● Direction:
Each entry must be reproduced precisely as it stands.

● ● ● ● ●

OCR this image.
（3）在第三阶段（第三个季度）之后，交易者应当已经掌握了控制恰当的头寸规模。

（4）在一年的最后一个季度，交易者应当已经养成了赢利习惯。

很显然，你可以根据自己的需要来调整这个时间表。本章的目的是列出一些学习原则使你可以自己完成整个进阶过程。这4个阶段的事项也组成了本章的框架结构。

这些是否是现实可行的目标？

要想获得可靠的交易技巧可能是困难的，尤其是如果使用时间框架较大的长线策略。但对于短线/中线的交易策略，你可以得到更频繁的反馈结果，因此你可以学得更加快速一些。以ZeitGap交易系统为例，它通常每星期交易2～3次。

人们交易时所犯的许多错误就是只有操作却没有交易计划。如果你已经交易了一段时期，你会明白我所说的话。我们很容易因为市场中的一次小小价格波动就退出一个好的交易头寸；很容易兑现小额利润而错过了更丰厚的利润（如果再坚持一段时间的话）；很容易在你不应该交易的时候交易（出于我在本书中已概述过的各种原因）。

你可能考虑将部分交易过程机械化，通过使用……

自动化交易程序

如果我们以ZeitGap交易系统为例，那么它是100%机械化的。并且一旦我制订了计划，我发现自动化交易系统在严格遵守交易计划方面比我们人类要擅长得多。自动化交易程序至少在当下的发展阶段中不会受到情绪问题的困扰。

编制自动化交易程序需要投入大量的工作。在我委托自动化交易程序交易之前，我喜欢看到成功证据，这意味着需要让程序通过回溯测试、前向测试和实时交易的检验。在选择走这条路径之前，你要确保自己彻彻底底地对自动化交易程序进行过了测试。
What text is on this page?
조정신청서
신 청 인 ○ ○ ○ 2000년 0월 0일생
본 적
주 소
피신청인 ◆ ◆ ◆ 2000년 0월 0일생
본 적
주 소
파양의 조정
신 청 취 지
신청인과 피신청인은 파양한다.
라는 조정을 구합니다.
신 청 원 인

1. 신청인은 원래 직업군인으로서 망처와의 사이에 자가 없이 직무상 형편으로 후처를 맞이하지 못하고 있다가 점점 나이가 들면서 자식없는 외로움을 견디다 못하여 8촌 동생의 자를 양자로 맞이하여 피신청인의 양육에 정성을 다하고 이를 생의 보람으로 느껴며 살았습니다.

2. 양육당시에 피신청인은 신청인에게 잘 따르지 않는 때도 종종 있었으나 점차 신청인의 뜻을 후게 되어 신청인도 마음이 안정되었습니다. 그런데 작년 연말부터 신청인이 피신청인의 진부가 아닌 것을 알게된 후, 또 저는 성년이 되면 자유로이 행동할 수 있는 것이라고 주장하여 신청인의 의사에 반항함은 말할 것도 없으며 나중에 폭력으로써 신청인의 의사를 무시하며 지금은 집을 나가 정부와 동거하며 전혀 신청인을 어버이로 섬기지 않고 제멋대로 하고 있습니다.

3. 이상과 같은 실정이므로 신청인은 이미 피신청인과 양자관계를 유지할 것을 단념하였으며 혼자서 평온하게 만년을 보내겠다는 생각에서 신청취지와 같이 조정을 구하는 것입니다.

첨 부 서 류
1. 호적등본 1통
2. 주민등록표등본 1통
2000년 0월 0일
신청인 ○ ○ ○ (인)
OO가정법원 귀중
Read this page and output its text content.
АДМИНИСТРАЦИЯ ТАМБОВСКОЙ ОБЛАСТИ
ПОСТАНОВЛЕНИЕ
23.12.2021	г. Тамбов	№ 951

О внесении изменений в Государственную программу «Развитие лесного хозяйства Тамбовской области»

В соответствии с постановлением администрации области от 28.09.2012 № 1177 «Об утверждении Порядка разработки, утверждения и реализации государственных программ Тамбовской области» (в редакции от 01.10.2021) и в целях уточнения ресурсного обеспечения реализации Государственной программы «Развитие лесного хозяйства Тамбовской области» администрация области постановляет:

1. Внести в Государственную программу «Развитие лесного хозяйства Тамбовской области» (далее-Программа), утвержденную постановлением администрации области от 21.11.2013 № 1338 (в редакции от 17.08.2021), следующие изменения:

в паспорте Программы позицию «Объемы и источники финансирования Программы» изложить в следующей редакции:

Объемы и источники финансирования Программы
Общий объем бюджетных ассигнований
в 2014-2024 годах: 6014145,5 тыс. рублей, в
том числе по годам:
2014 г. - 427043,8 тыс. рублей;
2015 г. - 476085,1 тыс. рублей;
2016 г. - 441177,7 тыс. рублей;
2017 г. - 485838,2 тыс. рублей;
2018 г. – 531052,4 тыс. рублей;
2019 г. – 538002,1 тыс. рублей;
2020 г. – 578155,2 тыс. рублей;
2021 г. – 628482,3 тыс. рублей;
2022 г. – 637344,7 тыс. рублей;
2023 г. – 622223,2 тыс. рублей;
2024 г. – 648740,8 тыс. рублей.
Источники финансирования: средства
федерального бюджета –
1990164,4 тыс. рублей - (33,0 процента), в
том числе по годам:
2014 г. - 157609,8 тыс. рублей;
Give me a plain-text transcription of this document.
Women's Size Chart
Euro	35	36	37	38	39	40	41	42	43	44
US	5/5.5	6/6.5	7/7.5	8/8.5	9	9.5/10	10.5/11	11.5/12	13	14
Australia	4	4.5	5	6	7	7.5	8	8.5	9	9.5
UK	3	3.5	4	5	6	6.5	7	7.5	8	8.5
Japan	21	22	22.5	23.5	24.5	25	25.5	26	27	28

● ● ● ● ●

● Completed task:
OCR this image.
（3）在第三阶段（第三个季度）之后，交易者应当已经掌握了控制恰当的头寸规模。

（4）在一年的最后一个季度，交易者应当已经养成了赢利习惯。

很显然，你可以根据自己的需要来调整这个时间表。本章的目的是列出一些学习原则使你可以自己完成整个进阶过程。这4个阶段的事项也组成了本章的框架结构。

这些是否是现实可行的目标？

要想获得可靠的交易技巧可能是困难的，尤其是如果使用时间框架较大的长线策略。但对于短线/中线的交易策略，你可以得到更频繁的反馈结果，因此你可以学得更加快速一些。以ZeitGap交易系统为例，它通常每星期交易2～3次。

人们交易时所犯的许多错误就是只有操作却没有交易计划。如果你已经交易了一段时期，你会明白我所说的话。我们很容易因为市场中的一次小小价格波动就退出一个好的交易头寸；很容易兑现小额利润而错过了更丰厚的利润（如果再坚持一段时间的话）；很容易在你不应该交易的时候交易（出于我在本书中已概述过的各种原因）。

你可能考虑将部分交易过程机械化，通过使用……

自动化交易程序

如果我们以ZeitGap交易系统为例，那么它是100%机械化的。并且一旦我制订了计划，我发现自动化交易系统在严格遵守交易计划方面比我们人类要擅长得多。自动化交易程序至少在当下的发展阶段中不会受到情绪问题的困扰。

编制自动化交易程序需要投入大量的工作。在我委托自动化交易程序交易之前，我喜欢看到成功证据，这意味着需要让程序通过回溯测试、前向测试和实时交易的检验。在选择走这条路径之前，你要确保自己彻彻底底地对自动化交易程序进行过了测试。
What text is on this page?
조정신청서
신 청 인 ○ ○ ○ 2000년 0월 0일생
본 적
주 소
피신청인 ◆ ◆ ◆ 2000년 0월 0일생
본 적
주 소
파양의 조정
신 청 취 지
신청인과 피신청인은 파양한다.
라는 조정을 구합니다.
신 청 원 인

1. 신청인은 원래 직업군인으로서 망처와의 사이에 자가 없이 직무상 형편으로 후처를 맞이하지 못하고 있다가 점점 나이가 들면서 자식없는 외로움을 견디다 못하여 8촌 동생의 자를 양자로 맞이하여 피신청인의 양육에 정성을 다하고 이를 생의 보람으로 느껴며 살았습니다.

2. 양육당시에 피신청인은 신청인에게 잘 따르지 않는 때도 종종 있었으나 점차 신청인의 뜻을 후게 되어 신청인도 마음이 안정되었습니다. 그런데 작년 연말부터 신청인이 피신청인의 진부가 아닌 것을 알게된 후, 또 저는 성년이 되면 자유로이 행동할 수 있는 것이라고 주장하여 신청인의 의사에 반항함은 말할 것도 없으며 나중에 폭력으로써 신청인의 의사를 무시하며 지금은 집을 나가 정부와 동거하며 전혀 신청인을 어버이로 섬기지 않고 제멋대로 하고 있습니다.

3. 이상과 같은 실정이므로 신청인은 이미 피신청인과 양자관계를 유지할 것을 단념하였으며 혼자서 평온하게 만년을 보내겠다는 생각에서 신청취지와 같이 조정을 구하는 것입니다.

첨 부 서 류
1. 호적등본 1통
2. 주민등록표등본 1통
2000년 0월 0일
신청인 ○ ○ ○ (인)
OO가정법원 귀중
Read this page and output its text content.
АДМИНИСТРАЦИЯ ТАМБОВСКОЙ ОБЛАСТИ
ПОСТАНОВЛЕНИЕ
23.12.2021	г. Тамбов	№ 951

О внесении изменений в Государственную программу «Развитие лесного хозяйства Тамбовской области»

В соответствии с постановлением администрации области от 28.09.2012 № 1177 «Об утверждении Порядка разработки, утверждения и реализации государственных программ Тамбовской области» (в редакции от 01.10.2021) и в целях уточнения ресурсного обеспечения реализации Государственной программы «Развитие лесного хозяйства Тамбовской области» администрация области постановляет:

1. Внести в Государственную программу «Развитие лесного хозяйства Тамбовской области» (далее-Программа), утвержденную постановлением администрации области от 21.11.2013 № 1338 (в редакции от 17.08.2021), следующие изменения:

в паспорте Программы позицию «Объемы и источники финансирования Программы» изложить в следующей редакции:

Объемы и источники финансирования Программы
Общий объем бюджетных ассигнований
в 2014-2024 годах: 6014145,5 тыс. рублей, в
том числе по годам:
2014 г. - 427043,8 тыс. рублей;
2015 г. - 476085,1 тыс. рублей;
2016 г. - 441177,7 тыс. рублей;
2017 г. - 485838,2 тыс. рублей;
2018 г. – 531052,4 тыс. рублей;
2019 г. – 538002,1 тыс. рублей;
2020 г. – 578155,2 тыс. рублей;
2021 г. – 628482,3 тыс. рублей;
2022 г. – 637344,7 тыс. рублей;
2023 г. – 622223,2 тыс. рублей;
2024 г. – 648740,8 тыс. рублей.
Источники финансирования: средства
федерального бюджета –
1990164,4 тыс. рублей - (33,0 процента), в
том числе по годам:
2014 г. - 157609,8 тыс. рублей;
Give me a plain-text transcription of this document.
Women's Size Chart
Euro	35	36	37	38	39	40	41	42	43	44
US	5/5.5	6/6.5	7/7.5	8/8.5	9	9.5/10	10.5/11	11.5/12	13	14
Australia	4	4.5	5	6	7	7.5	8	8.5	9	9.5
UK	3	3.5	4	5	6	6.5	7	7.5	8	8.5
Japan	21	22	22.5	23.5	24.5	25	25.5	26	27	28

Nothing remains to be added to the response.